=== PROBLEM ===
All of the records below should be output exactly.

+-------+

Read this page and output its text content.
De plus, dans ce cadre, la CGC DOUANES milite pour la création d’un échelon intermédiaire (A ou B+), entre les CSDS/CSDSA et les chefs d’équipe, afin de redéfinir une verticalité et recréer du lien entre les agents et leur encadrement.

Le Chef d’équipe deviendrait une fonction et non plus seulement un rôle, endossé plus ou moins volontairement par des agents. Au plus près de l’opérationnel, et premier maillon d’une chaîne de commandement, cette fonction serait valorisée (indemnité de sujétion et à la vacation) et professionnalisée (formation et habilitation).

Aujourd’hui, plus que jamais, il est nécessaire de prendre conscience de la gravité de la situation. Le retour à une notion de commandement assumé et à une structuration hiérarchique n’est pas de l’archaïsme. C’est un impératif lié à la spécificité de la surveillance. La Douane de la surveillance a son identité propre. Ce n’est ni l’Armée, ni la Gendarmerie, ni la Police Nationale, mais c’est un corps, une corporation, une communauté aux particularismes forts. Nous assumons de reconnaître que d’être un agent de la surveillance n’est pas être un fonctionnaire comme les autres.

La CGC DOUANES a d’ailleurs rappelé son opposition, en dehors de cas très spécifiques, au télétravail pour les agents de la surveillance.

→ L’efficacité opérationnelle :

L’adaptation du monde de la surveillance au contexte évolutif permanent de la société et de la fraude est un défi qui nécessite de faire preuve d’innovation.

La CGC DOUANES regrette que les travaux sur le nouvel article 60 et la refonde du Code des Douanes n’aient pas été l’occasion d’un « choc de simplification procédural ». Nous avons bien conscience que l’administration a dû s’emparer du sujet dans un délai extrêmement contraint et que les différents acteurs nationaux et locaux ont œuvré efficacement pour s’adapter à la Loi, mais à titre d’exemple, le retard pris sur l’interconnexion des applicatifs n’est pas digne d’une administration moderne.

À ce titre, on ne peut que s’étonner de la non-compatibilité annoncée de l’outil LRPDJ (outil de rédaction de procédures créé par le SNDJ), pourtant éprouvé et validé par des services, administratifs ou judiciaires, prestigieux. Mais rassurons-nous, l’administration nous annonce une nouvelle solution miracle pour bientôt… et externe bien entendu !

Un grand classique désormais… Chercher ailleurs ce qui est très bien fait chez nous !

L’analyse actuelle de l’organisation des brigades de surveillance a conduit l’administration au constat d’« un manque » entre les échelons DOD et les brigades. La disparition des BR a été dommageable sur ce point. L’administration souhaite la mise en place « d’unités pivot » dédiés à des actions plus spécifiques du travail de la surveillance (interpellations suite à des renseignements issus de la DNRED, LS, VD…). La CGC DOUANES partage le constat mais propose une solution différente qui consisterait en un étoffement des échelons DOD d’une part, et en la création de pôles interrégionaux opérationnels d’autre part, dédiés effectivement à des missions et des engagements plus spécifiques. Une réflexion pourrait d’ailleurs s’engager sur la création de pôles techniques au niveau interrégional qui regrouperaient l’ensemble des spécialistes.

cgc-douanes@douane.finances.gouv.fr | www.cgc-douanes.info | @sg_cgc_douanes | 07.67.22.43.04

+-------+

=== EXERCISE RESPONSE ===
Read this page and output its text content.
De plus, dans ce cadre, la CGC DOUANES milite pour la création d’un échelon intermédiaire (A ou B+), entre les CSDS/CSDSA et les chefs d’équipe, afin de redéfinir une verticalité et recréer du lien entre les agents et leur encadrement.

Le Chef d’équipe deviendrait une fonction et non plus seulement un rôle, endossé plus ou moins volontairement par des agents. Au plus près de l’opérationnel, et premier maillon d’une chaîne de commandement, cette fonction serait valorisée (indemnité de sujétion et à la vacation) et professionnalisée (formation et habilitation).

Aujourd’hui, plus que jamais, il est nécessaire de prendre conscience de la gravité de la situation. Le retour à une notion de commandement assumé et à une structuration hiérarchique n’est pas de l’archaïsme. C’est un impératif lié à la spécificité de la surveillance. La Douane de la surveillance a son identité propre. Ce n’est ni l’Armée, ni la Gendarmerie, ni la Police Nationale, mais c’est un corps, une corporation, une communauté aux particularismes forts. Nous assumons de reconnaître que d’être un agent de la surveillance n’est pas être un fonctionnaire comme les autres.

La CGC DOUANES a d’ailleurs rappelé son opposition, en dehors de cas très spécifiques, au télétravail pour les agents de la surveillance.

→ L’efficacité opérationnelle :

L’adaptation du monde de la surveillance au contexte évolutif permanent de la société et de la fraude est un défi qui nécessite de faire preuve d’innovation.

La CGC DOUANES regrette que les travaux sur le nouvel article 60 et la refonde du Code des Douanes n’aient pas été l’occasion d’un « choc de simplification procédural ». Nous avons bien conscience que l’administration a dû s’emparer du sujet dans un délai extrêmement contraint et que les différents acteurs nationaux et locaux ont œuvré efficacement pour s’adapter à la Loi, mais à titre d’exemple, le retard pris sur l’interconnexion des applicatifs n’est pas digne d’une administration moderne.

À ce titre, on ne peut que s’étonner de la non-compatibilité annoncée de l’outil LRPDJ (outil de rédaction de procédures créé par le SNDJ), pourtant éprouvé et validé par des services, administratifs ou judiciaires, prestigieux. Mais rassurons-nous, l’administration nous annonce une nouvelle solution miracle pour bientôt… et externe bien entendu !

Un grand classique désormais… Chercher ailleurs ce qui est très bien fait chez nous !

L’analyse actuelle de l’organisation des brigades de surveillance a conduit l’administration au constat d’« un manque » entre les échelons DOD et les brigades. La disparition des BR a été dommageable sur ce point. L’administration souhaite la mise en place « d’unités pivot » dédiés à des actions plus spécifiques du travail de la surveillance (interpellations suite à des renseignements issus de la DNRED, LS, VD…). La CGC DOUANES partage le constat mais propose une solution différente qui consisterait en un étoffement des échelons DOD d’une part, et en la création de pôles interrégionaux opérationnels d’autre part, dédiés effectivement à des missions et des engagements plus spécifiques. Une réflexion pourrait d’ailleurs s’engager sur la création de pôles techniques au niveau interrégional qui regrouperaient l’ensemble des spécialistes.

cgc-douanes@douane.finances.gouv.fr | www.cgc-douanes.info | @sg_cgc_douanes | 07.67.22.43.04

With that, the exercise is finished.